* Begin Data shown *
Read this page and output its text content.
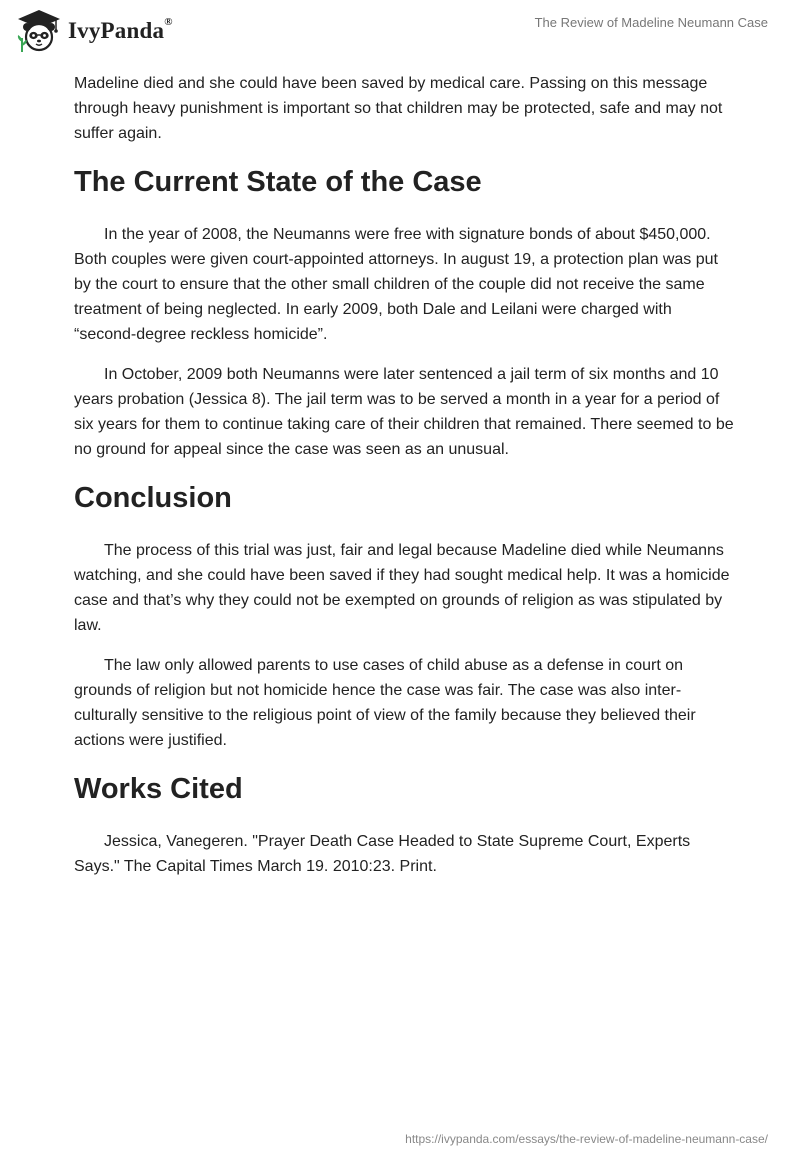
IvyPanda®	The Review of Madeline Neumann Case

Madeline died and she could have been saved by medical care. Passing on this message through heavy punishment is important so that children may be protected, safe and may not suffer again.

The Current State of the Case

In the year of 2008, the Neumanns were free with signature bonds of about $450,000. Both couples were given court-appointed attorneys. In august 19, a protection plan was put by the court to ensure that the other small children of the couple did not receive the same treatment of being neglected. In early 2009, both Dale and Leilani were charged with “second-degree reckless homicide”.

In October, 2009 both Neumanns were later sentenced a jail term of six months and 10 years probation (Jessica 8). The jail term was to be served a month in a year for a period of six years for them to continue taking care of their children that remained. There seemed to be no ground for appeal since the case was seen as an unusual.

Conclusion

The process of this trial was just, fair and legal because Madeline died while Neumanns watching, and she could have been saved if they had sought medical help. It was a homicide case and that’s why they could not be exempted on grounds of religion as was stipulated by law.

The law only allowed parents to use cases of child abuse as a defense in court on grounds of religion but not homicide hence the case was fair. The case was also inter-culturally sensitive to the religious point of view of the family because they believed their actions were justified.

Works Cited

Jessica, Vanegeren. "Prayer Death Case Headed to State Supreme Court, Experts Says." The Capital Times March 19. 2010:23. Print.

https://ivypanda.com/essays/the-review-of-madeline-neumann-case/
* End Data shown *
* _What the task asks_: Pull every line holding "been" out of the records.

* _Result of this task_:
Madeline died and she could have been saved by medical care. Passing on this message through heavy punishment is important so that children may be protected, safe and may not suffer again.
The process of this trial was just, fair and legal because Madeline died while Neumanns watching, and she could have been saved if they had sought medical help. It was a homicide case and that’s why they could not be exempted on grounds of religion as was stipulated by law.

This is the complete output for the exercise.